--- Set problem ---
Give an exact copy of every line, leaving images out.
**** Task inputs ****
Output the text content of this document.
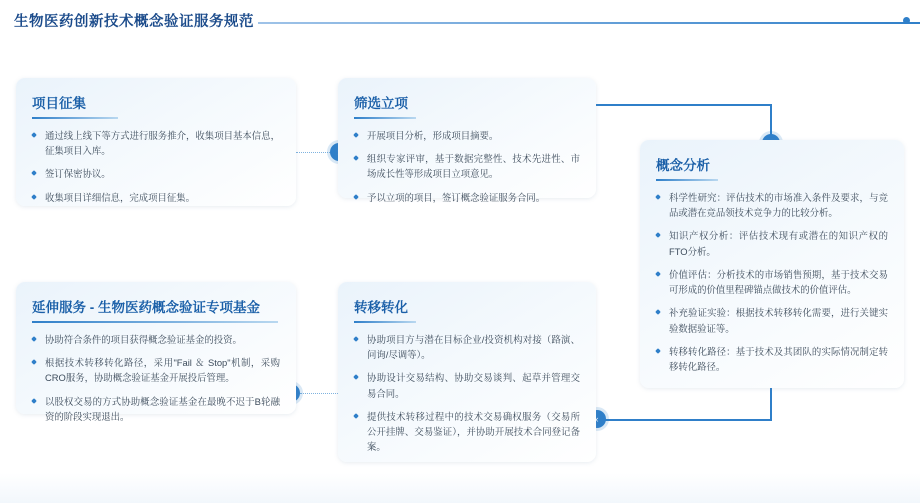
生物医药创新技术概念验证服务规范
‹
项目征集
通过线上线下等方式进行服务推介，收集项目基本信息，征集项目入库。
签订保密协议。
收集项目详细信息，完成项目征集。
筛选立项
开展项目分析，形成项目摘要。
组织专家评审，基于数据完整性、技术先进性、市场成长性等形成项目立项意见。
予以立项的项目，签订概念验证服务合同。
概念分析
科学性研究：评估技术的市场准入条件及要求，与竞品或潜在竞品领技术竞争力的比较分析。
知识产权分析：评估技术现有或潜在的知识产权的FTO分析。
价值评估：分析技术的市场销售预期，基于技术交易可形成的价值里程碑锚点做技术的价值评估。
补充验证实验：根据技术转移转化需要，进行关键实验数据验证等。
转移转化路径：基于技术及其团队的实际情况制定转移转化路径。
转移转化
协助项目方与潜在目标企业/投资机构对接（路演、问询/尽调等）。
协助设计交易结构、协助交易谈判、起草并管理交易合同。
提供技术转移过程中的技术交易确权服务（交易所公开挂牌、交易鉴证），并协助开展技术合同登记备案。
延伸服务 - 生物医药概念验证专项基金
协助符合条件的项目获得概念验证基金的投资。
根据技术转移转化路径，采用"Fail ＆ Stop"机制，采购CRO服务，协助概念验证基金开展投后管理。
以股权交易的方式协助概念验证基金在最晚不迟于B轮融资的阶段实现退出。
****
--- Response for this exercise ---
Output the text content of this document.
生物医药创新技术概念验证服务规范
‹
项目征集
通过线上线下等方式进行服务推介，收集项目基本信息，征集项目入库。
签订保密协议。
收集项目详细信息，完成项目征集。
筛选立项
开展项目分析，形成项目摘要。
组织专家评审，基于数据完整性、技术先进性、市场成长性等形成项目立项意见。
予以立项的项目，签订概念验证服务合同。
概念分析
科学性研究：评估技术的市场准入条件及要求，与竞品或潜在竞品领技术竞争力的比较分析。
知识产权分析：评估技术现有或潜在的知识产权的FTO分析。
价值评估：分析技术的市场销售预期，基于技术交易可形成的价值里程碑锚点做技术的价值评估。
补充验证实验：根据技术转移转化需要，进行关键实验数据验证等。
转移转化路径：基于技术及其团队的实际情况制定转移转化路径。
转移转化
协助项目方与潜在目标企业/投资机构对接（路演、问询/尽调等）。
协助设计交易结构、协助交易谈判、起草并管理交易合同。
提供技术转移过程中的技术交易确权服务（交易所公开挂牌、交易鉴证），并协助开展技术合同登记备案。
延伸服务 - 生物医药概念验证专项基金
协助符合条件的项目获得概念验证基金的投资。
根据技术转移转化路径，采用"Fail ＆ Stop"机制，采购CRO服务，协助概念验证基金开展投后管理。
以股权交易的方式协助概念验证基金在最晚不迟于B轮融资的阶段实现退出。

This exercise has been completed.